** Data provided **

+-------+

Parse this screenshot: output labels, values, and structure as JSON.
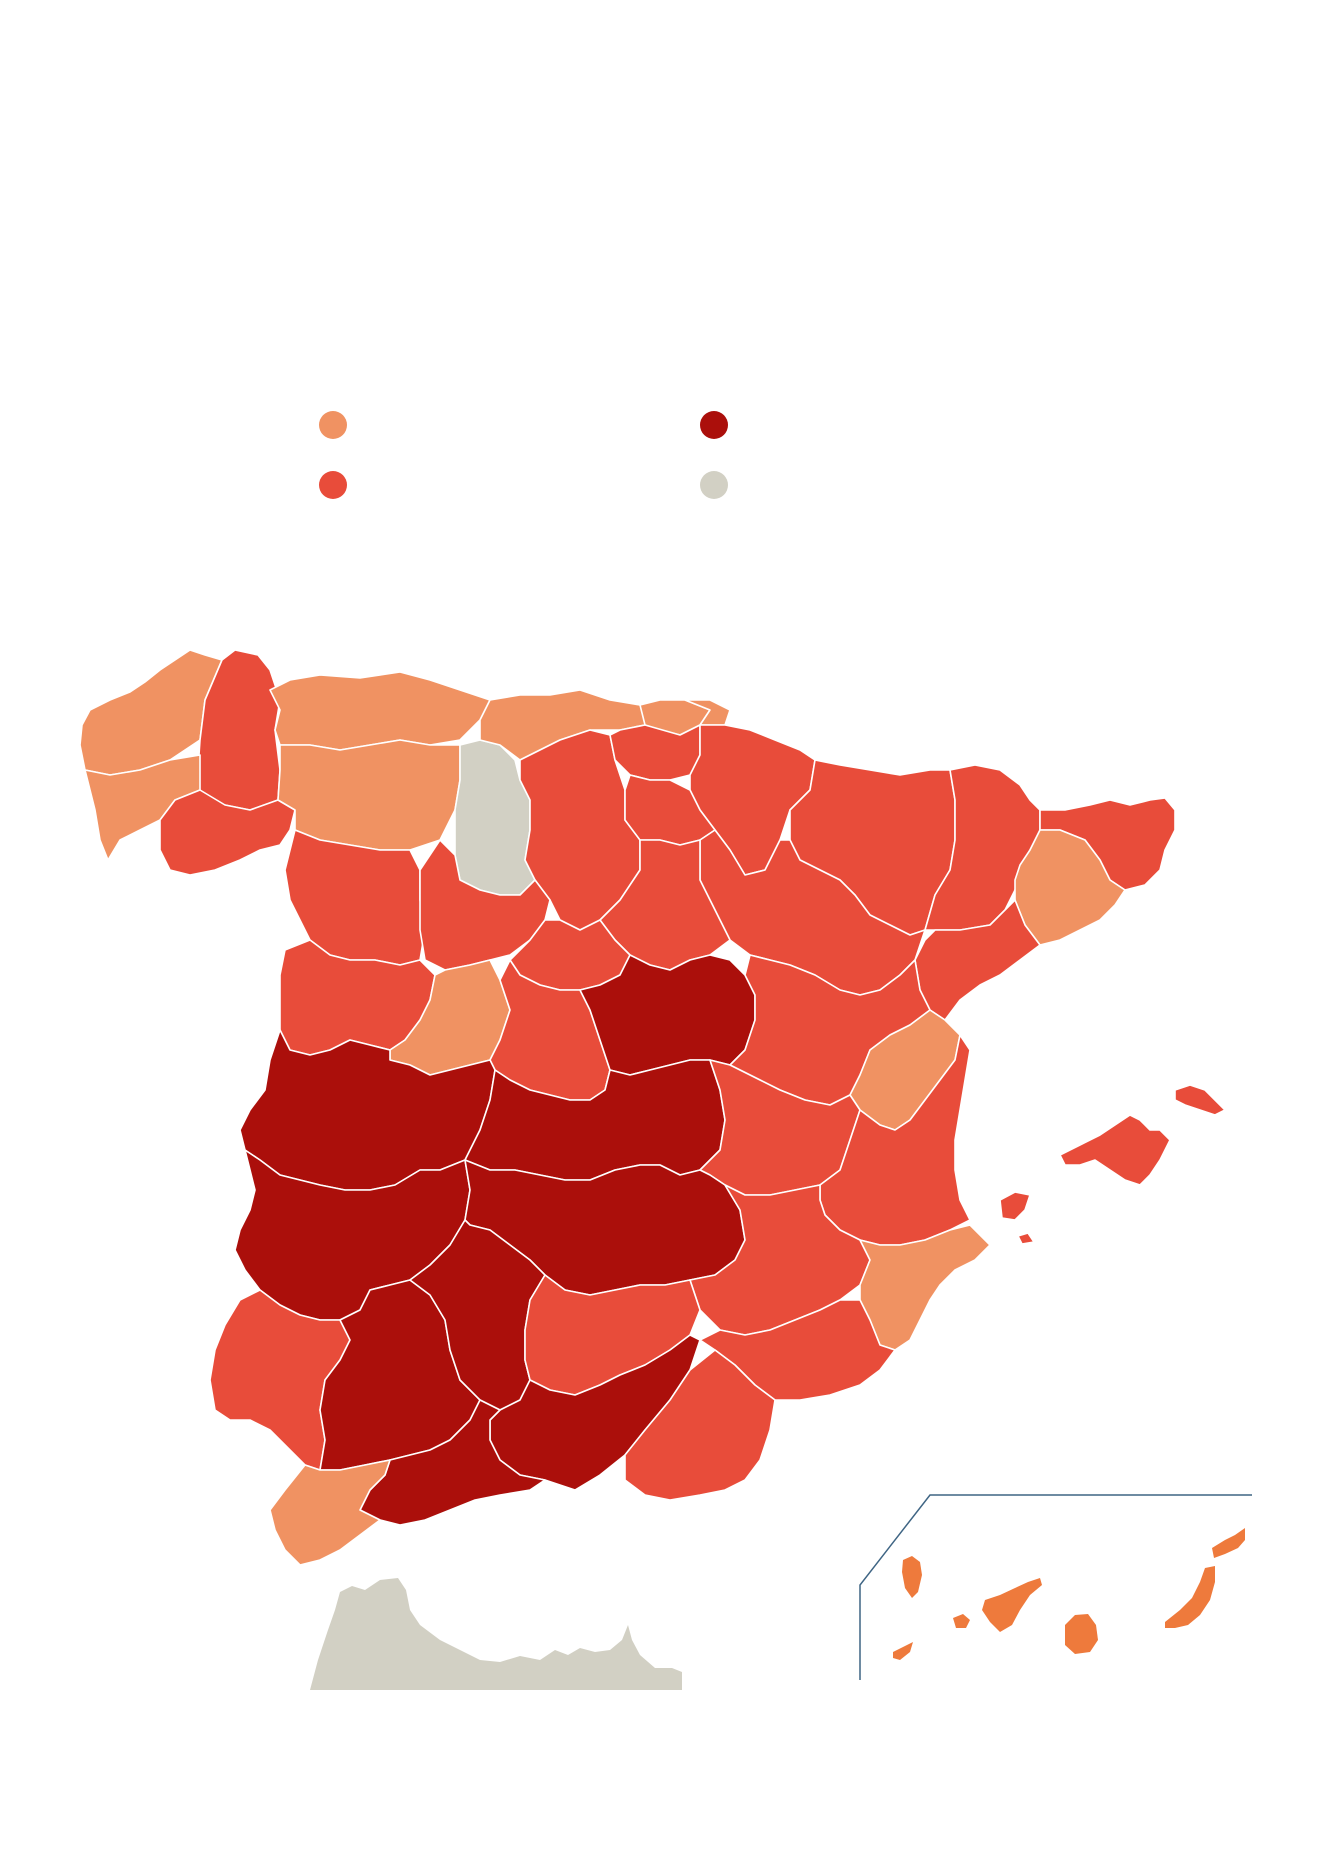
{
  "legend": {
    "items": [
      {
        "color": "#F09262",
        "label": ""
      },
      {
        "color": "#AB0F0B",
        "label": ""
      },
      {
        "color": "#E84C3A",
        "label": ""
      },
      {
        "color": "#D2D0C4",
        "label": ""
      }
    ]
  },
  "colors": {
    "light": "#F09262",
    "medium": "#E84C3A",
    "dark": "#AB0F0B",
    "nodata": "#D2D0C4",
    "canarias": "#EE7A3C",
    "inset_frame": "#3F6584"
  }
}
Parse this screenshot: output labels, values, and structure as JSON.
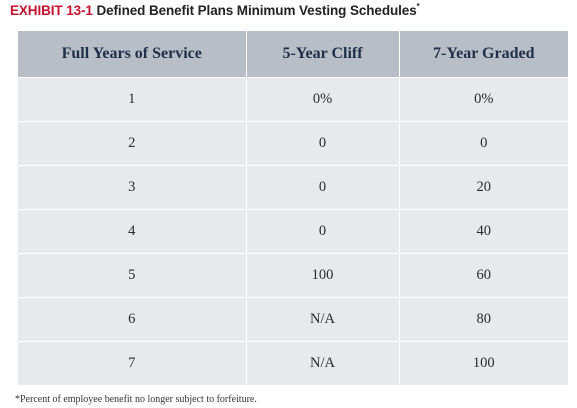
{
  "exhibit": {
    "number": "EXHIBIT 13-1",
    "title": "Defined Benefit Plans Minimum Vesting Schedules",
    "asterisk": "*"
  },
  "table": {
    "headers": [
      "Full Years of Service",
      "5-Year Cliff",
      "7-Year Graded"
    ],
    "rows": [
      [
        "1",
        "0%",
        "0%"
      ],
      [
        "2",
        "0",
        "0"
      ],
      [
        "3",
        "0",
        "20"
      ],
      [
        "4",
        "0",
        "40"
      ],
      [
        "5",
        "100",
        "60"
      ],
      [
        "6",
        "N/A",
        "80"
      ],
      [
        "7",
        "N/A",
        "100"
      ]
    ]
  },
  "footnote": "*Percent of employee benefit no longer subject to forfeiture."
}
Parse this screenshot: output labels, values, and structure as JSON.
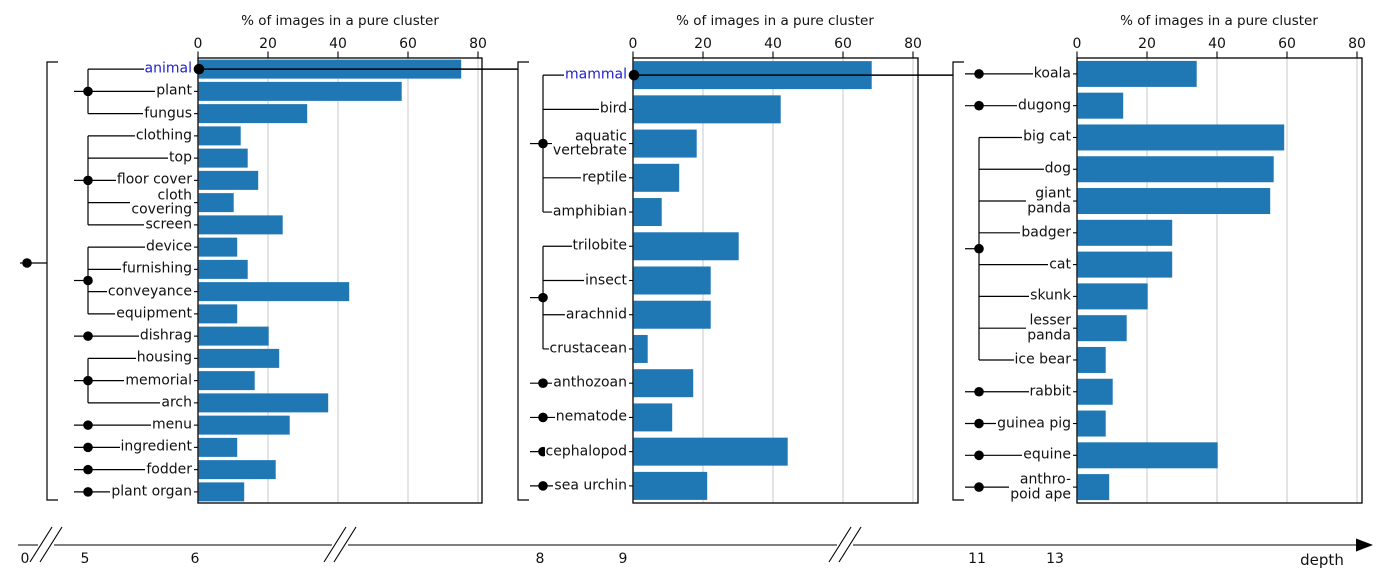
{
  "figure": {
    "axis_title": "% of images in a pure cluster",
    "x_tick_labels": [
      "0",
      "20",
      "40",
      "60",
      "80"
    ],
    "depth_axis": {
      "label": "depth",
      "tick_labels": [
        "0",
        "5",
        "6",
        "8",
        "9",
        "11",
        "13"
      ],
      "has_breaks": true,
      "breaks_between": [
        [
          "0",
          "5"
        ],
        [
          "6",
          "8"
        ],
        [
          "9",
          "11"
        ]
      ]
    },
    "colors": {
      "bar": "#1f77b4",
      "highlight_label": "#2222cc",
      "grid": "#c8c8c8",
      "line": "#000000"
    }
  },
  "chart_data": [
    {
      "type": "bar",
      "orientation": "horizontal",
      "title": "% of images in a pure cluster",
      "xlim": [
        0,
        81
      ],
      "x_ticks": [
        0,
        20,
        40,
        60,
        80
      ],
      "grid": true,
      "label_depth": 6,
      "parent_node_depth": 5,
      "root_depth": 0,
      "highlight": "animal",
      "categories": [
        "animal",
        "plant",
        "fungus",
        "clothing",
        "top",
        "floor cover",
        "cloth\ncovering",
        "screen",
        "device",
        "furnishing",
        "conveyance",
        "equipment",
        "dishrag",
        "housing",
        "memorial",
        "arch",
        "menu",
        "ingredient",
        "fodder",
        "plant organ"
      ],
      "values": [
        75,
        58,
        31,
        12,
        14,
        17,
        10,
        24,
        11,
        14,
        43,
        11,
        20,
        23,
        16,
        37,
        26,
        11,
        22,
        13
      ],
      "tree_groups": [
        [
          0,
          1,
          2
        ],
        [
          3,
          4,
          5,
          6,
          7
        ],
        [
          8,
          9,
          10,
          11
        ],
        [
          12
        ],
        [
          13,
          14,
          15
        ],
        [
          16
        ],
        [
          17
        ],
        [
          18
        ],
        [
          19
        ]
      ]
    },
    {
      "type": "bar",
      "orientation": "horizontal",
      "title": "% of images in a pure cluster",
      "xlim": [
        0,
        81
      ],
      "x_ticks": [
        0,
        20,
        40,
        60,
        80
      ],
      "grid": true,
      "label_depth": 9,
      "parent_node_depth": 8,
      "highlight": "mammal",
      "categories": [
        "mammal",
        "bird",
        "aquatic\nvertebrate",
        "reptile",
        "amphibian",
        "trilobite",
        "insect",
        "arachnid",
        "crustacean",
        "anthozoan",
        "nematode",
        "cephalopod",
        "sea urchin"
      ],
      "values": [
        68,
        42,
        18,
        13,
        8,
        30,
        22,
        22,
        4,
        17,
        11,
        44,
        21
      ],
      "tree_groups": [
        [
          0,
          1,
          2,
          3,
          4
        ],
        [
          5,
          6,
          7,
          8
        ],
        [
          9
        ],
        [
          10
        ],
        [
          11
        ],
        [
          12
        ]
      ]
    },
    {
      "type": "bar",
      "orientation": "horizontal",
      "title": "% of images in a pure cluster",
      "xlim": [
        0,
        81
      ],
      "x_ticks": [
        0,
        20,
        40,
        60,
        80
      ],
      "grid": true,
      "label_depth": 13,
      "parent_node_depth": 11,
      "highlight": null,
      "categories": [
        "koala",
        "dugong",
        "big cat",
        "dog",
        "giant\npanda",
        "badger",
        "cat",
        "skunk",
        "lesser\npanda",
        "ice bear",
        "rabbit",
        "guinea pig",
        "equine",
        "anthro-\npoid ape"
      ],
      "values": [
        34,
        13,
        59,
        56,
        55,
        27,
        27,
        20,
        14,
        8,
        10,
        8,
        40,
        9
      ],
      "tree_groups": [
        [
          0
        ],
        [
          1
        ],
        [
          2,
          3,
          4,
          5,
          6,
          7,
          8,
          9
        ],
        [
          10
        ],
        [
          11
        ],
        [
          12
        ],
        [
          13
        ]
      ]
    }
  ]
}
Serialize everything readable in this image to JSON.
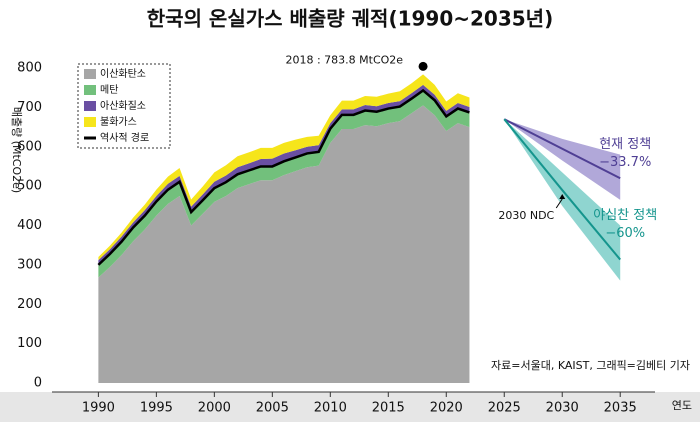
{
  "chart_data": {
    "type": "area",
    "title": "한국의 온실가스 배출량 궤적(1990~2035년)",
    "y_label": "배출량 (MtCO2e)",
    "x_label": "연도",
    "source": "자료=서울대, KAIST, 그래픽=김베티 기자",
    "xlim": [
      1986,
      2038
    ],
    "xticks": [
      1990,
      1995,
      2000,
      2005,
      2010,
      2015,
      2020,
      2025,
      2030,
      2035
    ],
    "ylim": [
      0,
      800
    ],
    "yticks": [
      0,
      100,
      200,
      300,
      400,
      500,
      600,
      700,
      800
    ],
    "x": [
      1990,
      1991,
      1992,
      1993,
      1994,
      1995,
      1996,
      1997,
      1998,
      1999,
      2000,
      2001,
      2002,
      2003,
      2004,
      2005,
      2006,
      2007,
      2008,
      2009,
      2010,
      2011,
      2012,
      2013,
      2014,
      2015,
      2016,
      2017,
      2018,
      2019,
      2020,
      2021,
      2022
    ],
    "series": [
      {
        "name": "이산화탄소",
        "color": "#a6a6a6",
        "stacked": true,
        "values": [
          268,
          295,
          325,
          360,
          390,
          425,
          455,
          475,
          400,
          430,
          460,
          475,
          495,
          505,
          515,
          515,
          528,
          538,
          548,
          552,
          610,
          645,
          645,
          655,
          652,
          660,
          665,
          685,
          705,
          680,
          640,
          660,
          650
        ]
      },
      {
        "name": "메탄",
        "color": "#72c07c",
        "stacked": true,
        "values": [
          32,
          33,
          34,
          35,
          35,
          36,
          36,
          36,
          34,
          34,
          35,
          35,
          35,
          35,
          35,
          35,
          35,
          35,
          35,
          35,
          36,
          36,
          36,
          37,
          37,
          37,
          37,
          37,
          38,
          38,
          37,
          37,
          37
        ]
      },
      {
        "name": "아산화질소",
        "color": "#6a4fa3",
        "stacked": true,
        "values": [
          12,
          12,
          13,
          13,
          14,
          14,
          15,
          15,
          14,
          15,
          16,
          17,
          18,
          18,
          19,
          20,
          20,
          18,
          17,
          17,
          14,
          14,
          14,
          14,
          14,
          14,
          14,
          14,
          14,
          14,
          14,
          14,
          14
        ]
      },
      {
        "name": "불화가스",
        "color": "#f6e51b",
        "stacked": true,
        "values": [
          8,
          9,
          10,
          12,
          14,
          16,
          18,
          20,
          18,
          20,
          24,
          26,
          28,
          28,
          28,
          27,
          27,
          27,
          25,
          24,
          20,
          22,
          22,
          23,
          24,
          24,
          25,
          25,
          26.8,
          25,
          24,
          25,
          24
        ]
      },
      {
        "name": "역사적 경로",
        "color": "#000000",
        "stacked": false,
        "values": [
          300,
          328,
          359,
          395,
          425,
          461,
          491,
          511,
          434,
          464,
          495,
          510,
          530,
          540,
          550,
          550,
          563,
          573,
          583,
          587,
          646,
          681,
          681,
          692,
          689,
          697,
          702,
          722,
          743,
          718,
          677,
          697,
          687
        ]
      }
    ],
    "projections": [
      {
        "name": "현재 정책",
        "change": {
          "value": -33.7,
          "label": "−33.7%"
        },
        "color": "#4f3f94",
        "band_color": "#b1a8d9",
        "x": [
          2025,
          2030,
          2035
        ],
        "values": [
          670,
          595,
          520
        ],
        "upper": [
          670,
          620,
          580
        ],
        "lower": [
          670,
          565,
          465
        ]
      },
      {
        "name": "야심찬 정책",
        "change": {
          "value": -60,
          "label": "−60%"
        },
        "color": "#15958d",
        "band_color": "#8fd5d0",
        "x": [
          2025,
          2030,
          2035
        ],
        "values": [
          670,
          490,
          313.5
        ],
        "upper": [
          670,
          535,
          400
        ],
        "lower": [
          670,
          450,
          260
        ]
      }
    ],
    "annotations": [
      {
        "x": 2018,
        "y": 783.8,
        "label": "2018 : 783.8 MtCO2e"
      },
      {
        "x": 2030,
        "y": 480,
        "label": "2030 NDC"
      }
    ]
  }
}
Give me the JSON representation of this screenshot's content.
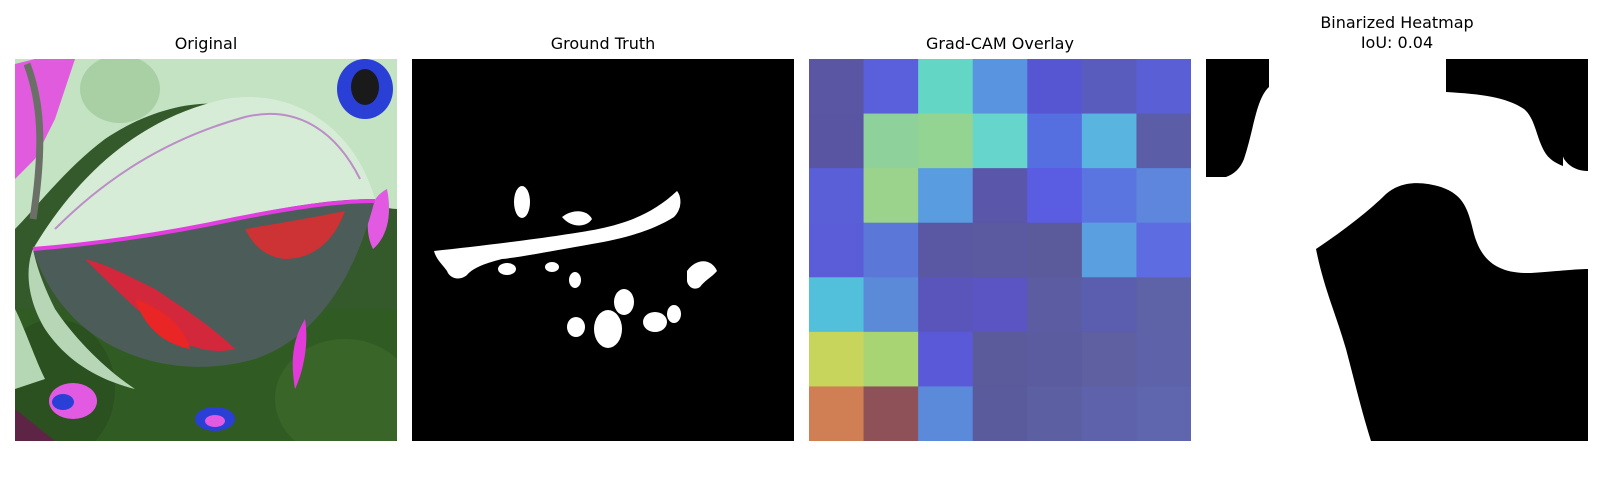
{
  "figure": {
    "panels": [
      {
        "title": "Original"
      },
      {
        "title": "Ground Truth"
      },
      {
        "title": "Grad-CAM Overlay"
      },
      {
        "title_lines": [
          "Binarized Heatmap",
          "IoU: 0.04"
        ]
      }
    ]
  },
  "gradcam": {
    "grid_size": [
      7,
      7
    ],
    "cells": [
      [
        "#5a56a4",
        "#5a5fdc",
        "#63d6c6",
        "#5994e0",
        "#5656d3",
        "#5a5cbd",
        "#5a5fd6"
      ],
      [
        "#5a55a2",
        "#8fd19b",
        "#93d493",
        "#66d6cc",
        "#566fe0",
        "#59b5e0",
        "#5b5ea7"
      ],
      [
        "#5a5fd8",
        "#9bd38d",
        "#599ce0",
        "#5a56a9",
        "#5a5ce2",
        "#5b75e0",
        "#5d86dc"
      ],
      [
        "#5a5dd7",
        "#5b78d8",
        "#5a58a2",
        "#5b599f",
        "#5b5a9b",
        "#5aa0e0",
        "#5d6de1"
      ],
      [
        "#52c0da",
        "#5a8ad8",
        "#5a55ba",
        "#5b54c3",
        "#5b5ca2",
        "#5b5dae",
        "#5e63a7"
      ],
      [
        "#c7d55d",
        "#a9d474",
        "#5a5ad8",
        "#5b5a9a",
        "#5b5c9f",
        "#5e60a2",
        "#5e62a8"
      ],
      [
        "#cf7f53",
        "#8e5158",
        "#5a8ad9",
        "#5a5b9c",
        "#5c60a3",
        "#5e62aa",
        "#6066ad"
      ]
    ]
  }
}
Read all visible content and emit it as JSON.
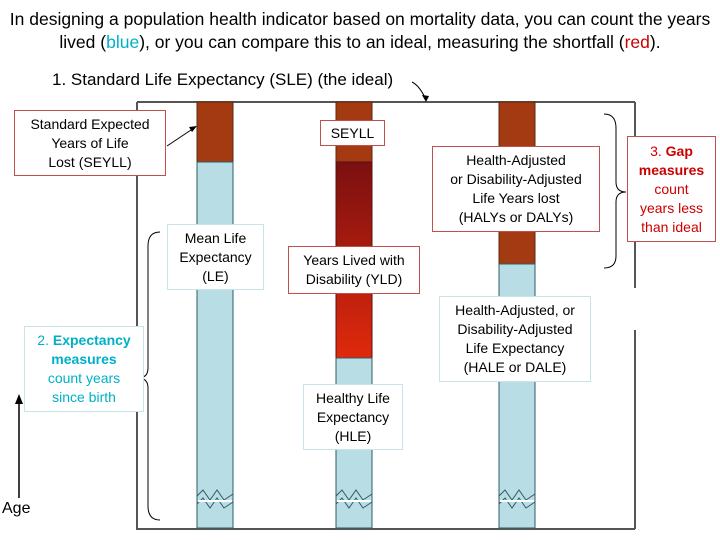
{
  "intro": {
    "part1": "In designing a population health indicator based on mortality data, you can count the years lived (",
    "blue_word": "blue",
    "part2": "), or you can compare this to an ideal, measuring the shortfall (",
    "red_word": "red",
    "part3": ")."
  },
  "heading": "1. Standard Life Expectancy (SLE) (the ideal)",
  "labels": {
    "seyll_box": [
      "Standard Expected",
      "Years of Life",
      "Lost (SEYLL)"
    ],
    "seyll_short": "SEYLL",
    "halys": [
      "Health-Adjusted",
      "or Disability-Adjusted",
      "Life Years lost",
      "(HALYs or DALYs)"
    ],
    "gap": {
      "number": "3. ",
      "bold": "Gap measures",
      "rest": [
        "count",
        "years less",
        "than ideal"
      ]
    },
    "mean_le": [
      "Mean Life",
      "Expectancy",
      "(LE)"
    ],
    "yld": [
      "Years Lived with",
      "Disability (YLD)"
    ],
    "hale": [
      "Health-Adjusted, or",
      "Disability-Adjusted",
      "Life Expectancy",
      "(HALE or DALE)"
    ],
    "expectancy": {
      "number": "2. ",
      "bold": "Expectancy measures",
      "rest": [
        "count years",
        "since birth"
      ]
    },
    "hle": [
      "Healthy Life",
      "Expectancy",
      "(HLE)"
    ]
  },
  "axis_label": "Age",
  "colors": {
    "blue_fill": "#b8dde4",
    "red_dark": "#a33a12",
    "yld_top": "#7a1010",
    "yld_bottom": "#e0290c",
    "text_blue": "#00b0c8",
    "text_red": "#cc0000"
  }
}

+-------+

Pick out the lines above that hold the string "Life" and show them.

** The output **
  "heading": "1. Standard Life Expectancy (SLE) (the ideal)",
      "Years of Life",
      "Life Years lost",
      "Mean Life",
      "Life Expectancy",
      "Healthy Life",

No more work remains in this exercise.